Items from a figure collection:
Start
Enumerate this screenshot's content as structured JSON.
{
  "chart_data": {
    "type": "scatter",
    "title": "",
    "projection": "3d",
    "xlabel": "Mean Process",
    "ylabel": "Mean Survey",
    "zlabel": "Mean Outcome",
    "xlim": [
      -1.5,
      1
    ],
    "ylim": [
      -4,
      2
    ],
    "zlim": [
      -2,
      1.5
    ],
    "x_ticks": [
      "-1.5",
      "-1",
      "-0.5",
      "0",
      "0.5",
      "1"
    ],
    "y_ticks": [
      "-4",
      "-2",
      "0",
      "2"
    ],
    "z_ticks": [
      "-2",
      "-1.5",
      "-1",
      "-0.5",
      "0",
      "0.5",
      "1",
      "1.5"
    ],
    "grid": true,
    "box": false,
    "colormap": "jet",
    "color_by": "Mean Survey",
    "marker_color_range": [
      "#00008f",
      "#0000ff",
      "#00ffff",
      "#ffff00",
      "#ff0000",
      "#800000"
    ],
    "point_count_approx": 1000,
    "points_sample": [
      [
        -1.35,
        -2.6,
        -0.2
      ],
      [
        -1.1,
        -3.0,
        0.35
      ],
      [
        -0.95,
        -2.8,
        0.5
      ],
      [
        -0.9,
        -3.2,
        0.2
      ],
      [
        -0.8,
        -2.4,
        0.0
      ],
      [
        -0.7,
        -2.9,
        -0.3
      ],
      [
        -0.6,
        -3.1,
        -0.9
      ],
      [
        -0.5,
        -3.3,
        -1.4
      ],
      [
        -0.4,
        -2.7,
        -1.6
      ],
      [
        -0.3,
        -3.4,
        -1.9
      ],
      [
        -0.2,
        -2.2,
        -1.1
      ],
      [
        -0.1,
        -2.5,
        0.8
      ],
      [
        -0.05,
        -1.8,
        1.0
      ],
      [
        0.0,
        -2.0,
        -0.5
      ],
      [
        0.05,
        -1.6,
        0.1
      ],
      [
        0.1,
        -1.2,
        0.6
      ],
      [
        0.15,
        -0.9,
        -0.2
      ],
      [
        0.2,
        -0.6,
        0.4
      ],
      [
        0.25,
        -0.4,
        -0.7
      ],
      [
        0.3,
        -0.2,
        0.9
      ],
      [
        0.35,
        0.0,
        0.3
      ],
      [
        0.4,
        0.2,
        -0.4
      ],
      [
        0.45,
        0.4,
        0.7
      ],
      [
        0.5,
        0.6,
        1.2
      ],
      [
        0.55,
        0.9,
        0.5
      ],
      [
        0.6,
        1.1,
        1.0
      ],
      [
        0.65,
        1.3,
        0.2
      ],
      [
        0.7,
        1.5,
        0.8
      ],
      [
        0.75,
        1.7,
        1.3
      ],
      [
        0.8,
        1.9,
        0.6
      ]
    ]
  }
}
End
THE REQUEST: Show every line in the entries where the string "Survey" occurs.

WRITTEN SOLUTION:
    "ylabel": "Mean Survey",
    "color_by": "Mean Survey",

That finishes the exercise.